The request
The exercise asks for every line of the data to be reproduced exactly.

Supplied material
* * * *

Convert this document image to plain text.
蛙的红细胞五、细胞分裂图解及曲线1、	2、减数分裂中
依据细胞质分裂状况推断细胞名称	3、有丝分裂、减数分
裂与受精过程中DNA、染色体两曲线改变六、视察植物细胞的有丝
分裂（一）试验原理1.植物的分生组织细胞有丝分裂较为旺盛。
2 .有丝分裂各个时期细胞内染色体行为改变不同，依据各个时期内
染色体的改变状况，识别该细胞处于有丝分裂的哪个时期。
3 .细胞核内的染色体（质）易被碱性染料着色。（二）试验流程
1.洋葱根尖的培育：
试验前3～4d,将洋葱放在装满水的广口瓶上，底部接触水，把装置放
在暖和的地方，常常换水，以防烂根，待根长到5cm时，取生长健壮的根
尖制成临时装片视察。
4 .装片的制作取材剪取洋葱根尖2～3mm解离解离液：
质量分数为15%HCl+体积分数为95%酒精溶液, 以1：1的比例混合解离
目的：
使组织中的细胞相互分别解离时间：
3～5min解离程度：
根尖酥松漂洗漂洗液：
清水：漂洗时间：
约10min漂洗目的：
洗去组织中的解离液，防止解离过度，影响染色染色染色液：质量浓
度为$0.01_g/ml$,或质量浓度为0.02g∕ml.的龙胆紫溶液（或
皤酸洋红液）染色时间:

* * * *

Solution to the problem
Convert this document image to plain text.
蛙的红细胞五、细胞分裂图解及曲线1、	2、减数分裂中
依据细胞质分裂状况推断细胞名称	3、有丝分裂、减数分
裂与受精过程中DNA、染色体两曲线改变六、视察植物细胞的有丝
分裂（一）试验原理1.植物的分生组织细胞有丝分裂较为旺盛。
2 .有丝分裂各个时期细胞内染色体行为改变不同，依据各个时期内
染色体的改变状况，识别该细胞处于有丝分裂的哪个时期。
3 .细胞核内的染色体（质）易被碱性染料着色。（二）试验流程
1.洋葱根尖的培育：
试验前3～4d,将洋葱放在装满水的广口瓶上，底部接触水，把装置放
在暖和的地方，常常换水，以防烂根，待根长到5cm时，取生长健壮的根
尖制成临时装片视察。
4 .装片的制作取材剪取洋葱根尖2～3mm解离解离液：
质量分数为15%HCl+体积分数为95%酒精溶液, 以1：1的比例混合解离
目的：
使组织中的细胞相互分别解离时间：
3～5min解离程度：
根尖酥松漂洗漂洗液：
清水：漂洗时间：
约10min漂洗目的：
洗去组织中的解离液，防止解离过度，影响染色染色染色液：质量浓
度为$0.01_g/ml$,或质量浓度为0.02g∕ml.的龙胆紫溶液（或
皤酸洋红液）染色时间:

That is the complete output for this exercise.